* **LISTED ENTRIES**
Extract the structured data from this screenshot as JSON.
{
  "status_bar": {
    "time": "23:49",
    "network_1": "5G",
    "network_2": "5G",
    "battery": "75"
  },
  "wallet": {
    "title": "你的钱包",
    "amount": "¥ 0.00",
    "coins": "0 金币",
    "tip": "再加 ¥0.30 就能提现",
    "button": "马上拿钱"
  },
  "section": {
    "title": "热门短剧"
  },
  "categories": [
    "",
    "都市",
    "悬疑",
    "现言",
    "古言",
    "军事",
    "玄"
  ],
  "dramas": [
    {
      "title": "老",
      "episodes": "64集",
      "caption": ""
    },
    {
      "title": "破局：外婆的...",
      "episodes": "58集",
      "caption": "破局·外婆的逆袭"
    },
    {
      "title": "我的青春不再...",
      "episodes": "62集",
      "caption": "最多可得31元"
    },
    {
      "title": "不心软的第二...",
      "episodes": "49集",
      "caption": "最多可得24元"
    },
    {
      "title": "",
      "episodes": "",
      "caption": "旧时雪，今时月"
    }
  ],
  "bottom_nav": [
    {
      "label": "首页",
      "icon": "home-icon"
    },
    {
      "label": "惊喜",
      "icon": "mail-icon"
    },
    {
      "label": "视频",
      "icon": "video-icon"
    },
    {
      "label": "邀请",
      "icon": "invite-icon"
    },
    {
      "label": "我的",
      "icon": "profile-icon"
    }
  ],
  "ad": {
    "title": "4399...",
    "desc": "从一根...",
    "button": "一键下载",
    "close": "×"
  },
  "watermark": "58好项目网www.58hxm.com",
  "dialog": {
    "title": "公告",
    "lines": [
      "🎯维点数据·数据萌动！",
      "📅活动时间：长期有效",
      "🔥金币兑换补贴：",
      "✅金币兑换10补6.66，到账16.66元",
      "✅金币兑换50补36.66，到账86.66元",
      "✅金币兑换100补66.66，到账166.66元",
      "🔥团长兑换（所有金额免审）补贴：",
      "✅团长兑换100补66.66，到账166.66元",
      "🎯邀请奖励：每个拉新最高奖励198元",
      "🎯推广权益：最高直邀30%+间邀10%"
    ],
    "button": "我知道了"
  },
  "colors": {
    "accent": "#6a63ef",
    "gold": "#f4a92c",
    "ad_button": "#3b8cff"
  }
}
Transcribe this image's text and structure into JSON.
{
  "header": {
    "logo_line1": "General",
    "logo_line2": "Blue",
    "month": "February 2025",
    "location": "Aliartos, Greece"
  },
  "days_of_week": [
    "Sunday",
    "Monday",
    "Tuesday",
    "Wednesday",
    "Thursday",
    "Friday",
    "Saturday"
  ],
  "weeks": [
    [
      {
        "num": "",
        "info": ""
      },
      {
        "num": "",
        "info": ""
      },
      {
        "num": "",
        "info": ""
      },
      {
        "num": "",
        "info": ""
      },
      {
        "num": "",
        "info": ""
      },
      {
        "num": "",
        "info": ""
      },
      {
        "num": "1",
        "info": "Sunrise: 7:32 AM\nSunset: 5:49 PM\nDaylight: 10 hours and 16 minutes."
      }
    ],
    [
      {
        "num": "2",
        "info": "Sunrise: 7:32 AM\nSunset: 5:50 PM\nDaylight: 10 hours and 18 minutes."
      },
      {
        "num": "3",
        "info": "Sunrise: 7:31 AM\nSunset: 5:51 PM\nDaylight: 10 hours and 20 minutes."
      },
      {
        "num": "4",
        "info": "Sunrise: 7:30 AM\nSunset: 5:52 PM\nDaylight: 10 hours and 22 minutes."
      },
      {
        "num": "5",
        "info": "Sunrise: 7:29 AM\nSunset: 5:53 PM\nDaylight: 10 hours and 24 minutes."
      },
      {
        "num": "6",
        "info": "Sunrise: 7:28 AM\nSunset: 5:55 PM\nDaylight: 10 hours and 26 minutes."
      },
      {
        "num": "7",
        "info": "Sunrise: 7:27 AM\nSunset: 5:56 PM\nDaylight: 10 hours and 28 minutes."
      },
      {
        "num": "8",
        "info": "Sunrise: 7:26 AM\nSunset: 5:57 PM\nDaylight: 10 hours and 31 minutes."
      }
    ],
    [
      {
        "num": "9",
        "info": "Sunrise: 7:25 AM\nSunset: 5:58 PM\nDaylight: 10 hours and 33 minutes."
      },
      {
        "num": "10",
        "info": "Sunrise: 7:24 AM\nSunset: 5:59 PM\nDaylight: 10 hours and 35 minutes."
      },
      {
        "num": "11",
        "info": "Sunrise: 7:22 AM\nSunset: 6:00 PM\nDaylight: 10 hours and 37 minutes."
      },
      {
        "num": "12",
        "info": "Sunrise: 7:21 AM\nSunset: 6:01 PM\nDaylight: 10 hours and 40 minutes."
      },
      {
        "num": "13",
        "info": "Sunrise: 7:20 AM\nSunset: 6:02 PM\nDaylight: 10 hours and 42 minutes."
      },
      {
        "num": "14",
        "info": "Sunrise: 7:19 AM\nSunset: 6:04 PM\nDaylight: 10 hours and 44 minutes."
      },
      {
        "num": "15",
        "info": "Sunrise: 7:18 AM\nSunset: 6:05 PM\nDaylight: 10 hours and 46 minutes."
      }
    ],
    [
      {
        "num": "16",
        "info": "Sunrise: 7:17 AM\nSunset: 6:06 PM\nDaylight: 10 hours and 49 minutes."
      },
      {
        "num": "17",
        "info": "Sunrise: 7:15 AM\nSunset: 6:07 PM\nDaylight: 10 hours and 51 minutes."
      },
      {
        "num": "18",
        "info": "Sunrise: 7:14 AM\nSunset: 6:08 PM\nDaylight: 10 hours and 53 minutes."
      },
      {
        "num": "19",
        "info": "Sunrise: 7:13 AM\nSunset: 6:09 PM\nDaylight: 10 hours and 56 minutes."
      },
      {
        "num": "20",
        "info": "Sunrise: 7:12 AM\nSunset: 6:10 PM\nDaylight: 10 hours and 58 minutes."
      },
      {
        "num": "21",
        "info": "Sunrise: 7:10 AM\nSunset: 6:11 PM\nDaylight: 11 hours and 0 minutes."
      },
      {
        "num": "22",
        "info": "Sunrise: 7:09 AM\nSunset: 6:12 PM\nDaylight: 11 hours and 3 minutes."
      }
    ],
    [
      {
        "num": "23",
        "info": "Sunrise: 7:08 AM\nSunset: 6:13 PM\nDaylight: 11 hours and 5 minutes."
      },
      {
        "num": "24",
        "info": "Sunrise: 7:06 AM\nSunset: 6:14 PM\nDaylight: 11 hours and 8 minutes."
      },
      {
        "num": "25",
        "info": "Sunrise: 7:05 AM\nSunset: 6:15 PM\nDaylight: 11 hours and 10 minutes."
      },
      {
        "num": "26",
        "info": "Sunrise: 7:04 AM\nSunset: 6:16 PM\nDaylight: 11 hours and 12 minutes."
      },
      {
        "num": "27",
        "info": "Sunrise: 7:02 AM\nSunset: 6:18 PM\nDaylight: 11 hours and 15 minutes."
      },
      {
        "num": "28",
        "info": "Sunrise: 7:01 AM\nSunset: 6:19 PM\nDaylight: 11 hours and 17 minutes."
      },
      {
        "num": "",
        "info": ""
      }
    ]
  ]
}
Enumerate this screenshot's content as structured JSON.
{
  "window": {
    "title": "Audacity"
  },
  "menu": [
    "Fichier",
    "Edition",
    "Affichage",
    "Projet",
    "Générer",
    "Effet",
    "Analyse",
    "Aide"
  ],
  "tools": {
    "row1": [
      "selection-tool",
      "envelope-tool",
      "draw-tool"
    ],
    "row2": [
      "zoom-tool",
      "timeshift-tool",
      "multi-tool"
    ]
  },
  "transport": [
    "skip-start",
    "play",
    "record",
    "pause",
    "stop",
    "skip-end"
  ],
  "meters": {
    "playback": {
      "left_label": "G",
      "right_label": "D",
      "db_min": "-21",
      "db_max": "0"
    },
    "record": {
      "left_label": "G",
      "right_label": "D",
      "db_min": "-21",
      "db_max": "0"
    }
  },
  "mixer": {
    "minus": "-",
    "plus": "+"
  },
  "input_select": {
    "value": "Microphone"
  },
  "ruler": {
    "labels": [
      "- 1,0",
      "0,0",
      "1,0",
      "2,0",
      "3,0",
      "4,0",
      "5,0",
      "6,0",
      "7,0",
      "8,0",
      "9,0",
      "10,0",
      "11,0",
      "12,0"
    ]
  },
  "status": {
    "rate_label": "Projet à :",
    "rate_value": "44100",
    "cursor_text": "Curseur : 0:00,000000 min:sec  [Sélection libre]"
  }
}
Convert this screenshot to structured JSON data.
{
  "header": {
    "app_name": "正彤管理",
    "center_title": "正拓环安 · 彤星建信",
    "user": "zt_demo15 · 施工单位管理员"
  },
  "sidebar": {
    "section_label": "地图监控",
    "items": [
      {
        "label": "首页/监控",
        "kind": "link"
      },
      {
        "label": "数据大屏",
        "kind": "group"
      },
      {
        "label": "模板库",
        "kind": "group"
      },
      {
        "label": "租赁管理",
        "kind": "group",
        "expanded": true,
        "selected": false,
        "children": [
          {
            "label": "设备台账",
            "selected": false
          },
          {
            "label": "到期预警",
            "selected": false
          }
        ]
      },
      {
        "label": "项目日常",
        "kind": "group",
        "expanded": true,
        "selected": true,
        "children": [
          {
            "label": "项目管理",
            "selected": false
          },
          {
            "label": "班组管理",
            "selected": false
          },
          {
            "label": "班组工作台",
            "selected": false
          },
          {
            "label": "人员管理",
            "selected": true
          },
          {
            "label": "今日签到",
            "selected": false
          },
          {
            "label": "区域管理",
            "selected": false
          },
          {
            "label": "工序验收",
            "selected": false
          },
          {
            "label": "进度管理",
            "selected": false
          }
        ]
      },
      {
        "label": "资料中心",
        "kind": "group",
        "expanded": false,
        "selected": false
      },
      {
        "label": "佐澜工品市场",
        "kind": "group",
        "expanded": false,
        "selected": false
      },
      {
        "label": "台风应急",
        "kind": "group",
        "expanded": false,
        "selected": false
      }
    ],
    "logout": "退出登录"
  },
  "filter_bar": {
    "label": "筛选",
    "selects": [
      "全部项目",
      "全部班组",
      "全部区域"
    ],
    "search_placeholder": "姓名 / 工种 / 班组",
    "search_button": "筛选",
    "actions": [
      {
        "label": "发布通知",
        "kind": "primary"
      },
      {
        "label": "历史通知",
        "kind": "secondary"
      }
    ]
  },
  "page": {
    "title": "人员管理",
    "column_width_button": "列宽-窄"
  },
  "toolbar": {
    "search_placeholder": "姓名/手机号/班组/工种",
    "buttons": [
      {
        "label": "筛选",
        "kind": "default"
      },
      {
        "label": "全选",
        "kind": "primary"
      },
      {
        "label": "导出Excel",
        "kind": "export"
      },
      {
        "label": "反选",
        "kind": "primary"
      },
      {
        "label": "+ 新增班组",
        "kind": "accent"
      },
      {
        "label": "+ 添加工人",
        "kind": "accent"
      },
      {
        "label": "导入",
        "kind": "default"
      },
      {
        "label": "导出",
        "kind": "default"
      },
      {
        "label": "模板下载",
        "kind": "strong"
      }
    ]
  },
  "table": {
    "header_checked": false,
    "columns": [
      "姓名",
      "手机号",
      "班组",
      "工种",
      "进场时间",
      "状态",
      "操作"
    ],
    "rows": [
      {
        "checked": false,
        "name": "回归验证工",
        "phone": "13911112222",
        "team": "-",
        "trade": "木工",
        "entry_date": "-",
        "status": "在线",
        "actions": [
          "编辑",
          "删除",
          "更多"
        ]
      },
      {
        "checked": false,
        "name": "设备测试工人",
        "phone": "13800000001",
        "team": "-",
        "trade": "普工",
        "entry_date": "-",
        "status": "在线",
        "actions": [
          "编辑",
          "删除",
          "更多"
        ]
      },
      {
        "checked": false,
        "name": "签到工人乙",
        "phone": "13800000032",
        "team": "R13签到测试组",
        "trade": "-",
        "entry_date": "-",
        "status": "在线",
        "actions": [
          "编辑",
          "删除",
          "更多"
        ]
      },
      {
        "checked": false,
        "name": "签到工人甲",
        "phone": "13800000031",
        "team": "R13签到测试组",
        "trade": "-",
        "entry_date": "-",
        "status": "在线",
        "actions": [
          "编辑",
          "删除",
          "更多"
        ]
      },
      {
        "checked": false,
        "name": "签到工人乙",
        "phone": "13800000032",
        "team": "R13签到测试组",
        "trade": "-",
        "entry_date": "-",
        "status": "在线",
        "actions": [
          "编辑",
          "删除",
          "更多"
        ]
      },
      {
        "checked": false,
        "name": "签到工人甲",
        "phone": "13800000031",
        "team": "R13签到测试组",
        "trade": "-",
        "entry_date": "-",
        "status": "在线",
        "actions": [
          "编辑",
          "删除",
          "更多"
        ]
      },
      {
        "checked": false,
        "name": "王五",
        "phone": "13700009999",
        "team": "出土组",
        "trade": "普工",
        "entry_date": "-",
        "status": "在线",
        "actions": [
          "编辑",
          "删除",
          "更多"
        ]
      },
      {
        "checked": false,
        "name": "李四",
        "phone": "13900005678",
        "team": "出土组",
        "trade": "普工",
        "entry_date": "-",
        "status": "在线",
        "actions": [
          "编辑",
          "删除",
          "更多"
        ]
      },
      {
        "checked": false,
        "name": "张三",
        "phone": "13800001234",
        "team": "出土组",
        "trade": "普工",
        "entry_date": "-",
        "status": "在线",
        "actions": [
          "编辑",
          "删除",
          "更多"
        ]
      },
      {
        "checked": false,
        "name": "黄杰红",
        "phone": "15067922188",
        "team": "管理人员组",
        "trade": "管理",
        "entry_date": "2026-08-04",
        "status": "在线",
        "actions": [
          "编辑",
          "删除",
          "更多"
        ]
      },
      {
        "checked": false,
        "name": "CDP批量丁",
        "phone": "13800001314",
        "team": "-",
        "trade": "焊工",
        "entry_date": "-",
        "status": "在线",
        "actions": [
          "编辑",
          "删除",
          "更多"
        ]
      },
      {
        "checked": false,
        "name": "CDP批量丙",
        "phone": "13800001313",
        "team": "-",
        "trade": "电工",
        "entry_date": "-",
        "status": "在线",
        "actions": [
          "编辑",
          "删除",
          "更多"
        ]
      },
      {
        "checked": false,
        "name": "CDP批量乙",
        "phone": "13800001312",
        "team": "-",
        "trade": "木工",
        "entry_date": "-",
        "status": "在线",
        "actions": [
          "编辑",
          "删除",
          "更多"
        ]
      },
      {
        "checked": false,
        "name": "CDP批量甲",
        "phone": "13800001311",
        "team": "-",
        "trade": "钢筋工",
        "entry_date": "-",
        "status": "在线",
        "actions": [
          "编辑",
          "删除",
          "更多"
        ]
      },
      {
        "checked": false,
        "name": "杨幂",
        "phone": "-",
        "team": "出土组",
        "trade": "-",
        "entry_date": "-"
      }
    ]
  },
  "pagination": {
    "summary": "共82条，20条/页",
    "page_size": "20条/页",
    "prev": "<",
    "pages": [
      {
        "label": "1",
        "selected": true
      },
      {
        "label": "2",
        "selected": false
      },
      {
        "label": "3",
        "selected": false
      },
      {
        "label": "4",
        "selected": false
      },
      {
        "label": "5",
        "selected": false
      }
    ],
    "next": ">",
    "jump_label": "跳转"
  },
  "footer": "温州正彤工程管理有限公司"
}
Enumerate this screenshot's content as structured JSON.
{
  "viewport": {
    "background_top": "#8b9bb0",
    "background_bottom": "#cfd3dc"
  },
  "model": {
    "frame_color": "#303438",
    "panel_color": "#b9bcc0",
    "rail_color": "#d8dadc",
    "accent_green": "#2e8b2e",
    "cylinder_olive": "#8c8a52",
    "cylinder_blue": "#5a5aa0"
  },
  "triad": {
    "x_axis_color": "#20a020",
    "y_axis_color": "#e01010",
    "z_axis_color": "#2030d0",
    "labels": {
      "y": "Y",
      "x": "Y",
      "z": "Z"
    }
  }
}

* **WRITTEN REQUEST**
Pull out all lines containing "caption".

* **SOLUTION FOR THIS TASK**
      "caption": ""
      "caption": "破局·外婆的逆袭"
      "caption": "最多可得31元"
      "caption": "最多可得24元"
      "caption": "旧时雪，今时月"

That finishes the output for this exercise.